* Goal of the exercise: The entries below are to be repeated exactly as they stand.

* Records shown:
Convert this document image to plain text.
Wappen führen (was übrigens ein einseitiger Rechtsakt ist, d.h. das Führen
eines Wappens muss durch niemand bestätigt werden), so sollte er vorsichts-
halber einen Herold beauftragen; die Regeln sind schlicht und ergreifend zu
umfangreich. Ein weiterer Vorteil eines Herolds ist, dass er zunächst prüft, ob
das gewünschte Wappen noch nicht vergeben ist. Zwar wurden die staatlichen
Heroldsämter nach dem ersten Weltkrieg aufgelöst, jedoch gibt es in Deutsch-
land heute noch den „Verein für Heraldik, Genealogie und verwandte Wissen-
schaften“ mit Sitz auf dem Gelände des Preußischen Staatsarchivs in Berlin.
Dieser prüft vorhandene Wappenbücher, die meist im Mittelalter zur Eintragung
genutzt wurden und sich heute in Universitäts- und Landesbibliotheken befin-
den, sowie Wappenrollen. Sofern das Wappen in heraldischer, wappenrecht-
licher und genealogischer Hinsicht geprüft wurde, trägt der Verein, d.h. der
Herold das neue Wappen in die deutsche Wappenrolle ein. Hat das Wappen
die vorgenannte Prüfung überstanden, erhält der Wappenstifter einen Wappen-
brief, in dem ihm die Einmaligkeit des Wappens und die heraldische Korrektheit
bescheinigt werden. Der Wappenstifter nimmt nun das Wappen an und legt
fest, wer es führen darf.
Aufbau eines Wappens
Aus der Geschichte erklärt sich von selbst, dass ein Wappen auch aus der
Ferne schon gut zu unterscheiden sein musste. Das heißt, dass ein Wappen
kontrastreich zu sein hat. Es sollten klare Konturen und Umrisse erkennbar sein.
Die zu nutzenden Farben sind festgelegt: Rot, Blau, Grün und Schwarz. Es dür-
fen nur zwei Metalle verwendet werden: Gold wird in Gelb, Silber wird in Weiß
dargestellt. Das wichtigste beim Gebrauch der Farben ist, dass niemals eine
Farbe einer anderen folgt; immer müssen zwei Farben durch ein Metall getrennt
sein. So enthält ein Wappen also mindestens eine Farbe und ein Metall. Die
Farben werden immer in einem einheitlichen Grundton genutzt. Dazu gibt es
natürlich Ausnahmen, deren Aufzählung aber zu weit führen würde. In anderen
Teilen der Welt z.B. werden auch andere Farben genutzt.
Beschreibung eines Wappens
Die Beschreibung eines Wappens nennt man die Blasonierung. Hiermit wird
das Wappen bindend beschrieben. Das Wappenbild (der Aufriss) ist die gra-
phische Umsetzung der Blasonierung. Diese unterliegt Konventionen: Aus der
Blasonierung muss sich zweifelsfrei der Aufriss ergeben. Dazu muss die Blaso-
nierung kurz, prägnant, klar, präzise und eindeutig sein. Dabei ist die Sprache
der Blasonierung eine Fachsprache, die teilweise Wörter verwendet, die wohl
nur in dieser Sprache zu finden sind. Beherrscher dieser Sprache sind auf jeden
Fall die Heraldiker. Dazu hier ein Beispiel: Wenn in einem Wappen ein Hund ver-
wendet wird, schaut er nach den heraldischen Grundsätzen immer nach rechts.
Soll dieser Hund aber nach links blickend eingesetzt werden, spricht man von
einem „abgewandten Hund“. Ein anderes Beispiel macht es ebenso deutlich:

* Full output:
Convert this document image to plain text.
Wappen führen (was übrigens ein einseitiger Rechtsakt ist, d.h. das Führen
eines Wappens muss durch niemand bestätigt werden), so sollte er vorsichts-
halber einen Herold beauftragen; die Regeln sind schlicht und ergreifend zu
umfangreich. Ein weiterer Vorteil eines Herolds ist, dass er zunächst prüft, ob
das gewünschte Wappen noch nicht vergeben ist. Zwar wurden die staatlichen
Heroldsämter nach dem ersten Weltkrieg aufgelöst, jedoch gibt es in Deutsch-
land heute noch den „Verein für Heraldik, Genealogie und verwandte Wissen-
schaften“ mit Sitz auf dem Gelände des Preußischen Staatsarchivs in Berlin.
Dieser prüft vorhandene Wappenbücher, die meist im Mittelalter zur Eintragung
genutzt wurden und sich heute in Universitäts- und Landesbibliotheken befin-
den, sowie Wappenrollen. Sofern das Wappen in heraldischer, wappenrecht-
licher und genealogischer Hinsicht geprüft wurde, trägt der Verein, d.h. der
Herold das neue Wappen in die deutsche Wappenrolle ein. Hat das Wappen
die vorgenannte Prüfung überstanden, erhält der Wappenstifter einen Wappen-
brief, in dem ihm die Einmaligkeit des Wappens und die heraldische Korrektheit
bescheinigt werden. Der Wappenstifter nimmt nun das Wappen an und legt
fest, wer es führen darf.
Aufbau eines Wappens
Aus der Geschichte erklärt sich von selbst, dass ein Wappen auch aus der
Ferne schon gut zu unterscheiden sein musste. Das heißt, dass ein Wappen
kontrastreich zu sein hat. Es sollten klare Konturen und Umrisse erkennbar sein.
Die zu nutzenden Farben sind festgelegt: Rot, Blau, Grün und Schwarz. Es dür-
fen nur zwei Metalle verwendet werden: Gold wird in Gelb, Silber wird in Weiß
dargestellt. Das wichtigste beim Gebrauch der Farben ist, dass niemals eine
Farbe einer anderen folgt; immer müssen zwei Farben durch ein Metall getrennt
sein. So enthält ein Wappen also mindestens eine Farbe und ein Metall. Die
Farben werden immer in einem einheitlichen Grundton genutzt. Dazu gibt es
natürlich Ausnahmen, deren Aufzählung aber zu weit führen würde. In anderen
Teilen der Welt z.B. werden auch andere Farben genutzt.
Beschreibung eines Wappens
Die Beschreibung eines Wappens nennt man die Blasonierung. Hiermit wird
das Wappen bindend beschrieben. Das Wappenbild (der Aufriss) ist die gra-
phische Umsetzung der Blasonierung. Diese unterliegt Konventionen: Aus der
Blasonierung muss sich zweifelsfrei der Aufriss ergeben. Dazu muss die Blaso-
nierung kurz, prägnant, klar, präzise und eindeutig sein. Dabei ist die Sprache
der Blasonierung eine Fachsprache, die teilweise Wörter verwendet, die wohl
nur in dieser Sprache zu finden sind. Beherrscher dieser Sprache sind auf jeden
Fall die Heraldiker. Dazu hier ein Beispiel: Wenn in einem Wappen ein Hund ver-
wendet wird, schaut er nach den heraldischen Grundsätzen immer nach rechts.
Soll dieser Hund aber nach links blickend eingesetzt werden, spricht man von
einem „abgewandten Hund“. Ein anderes Beispiel macht es ebenso deutlich:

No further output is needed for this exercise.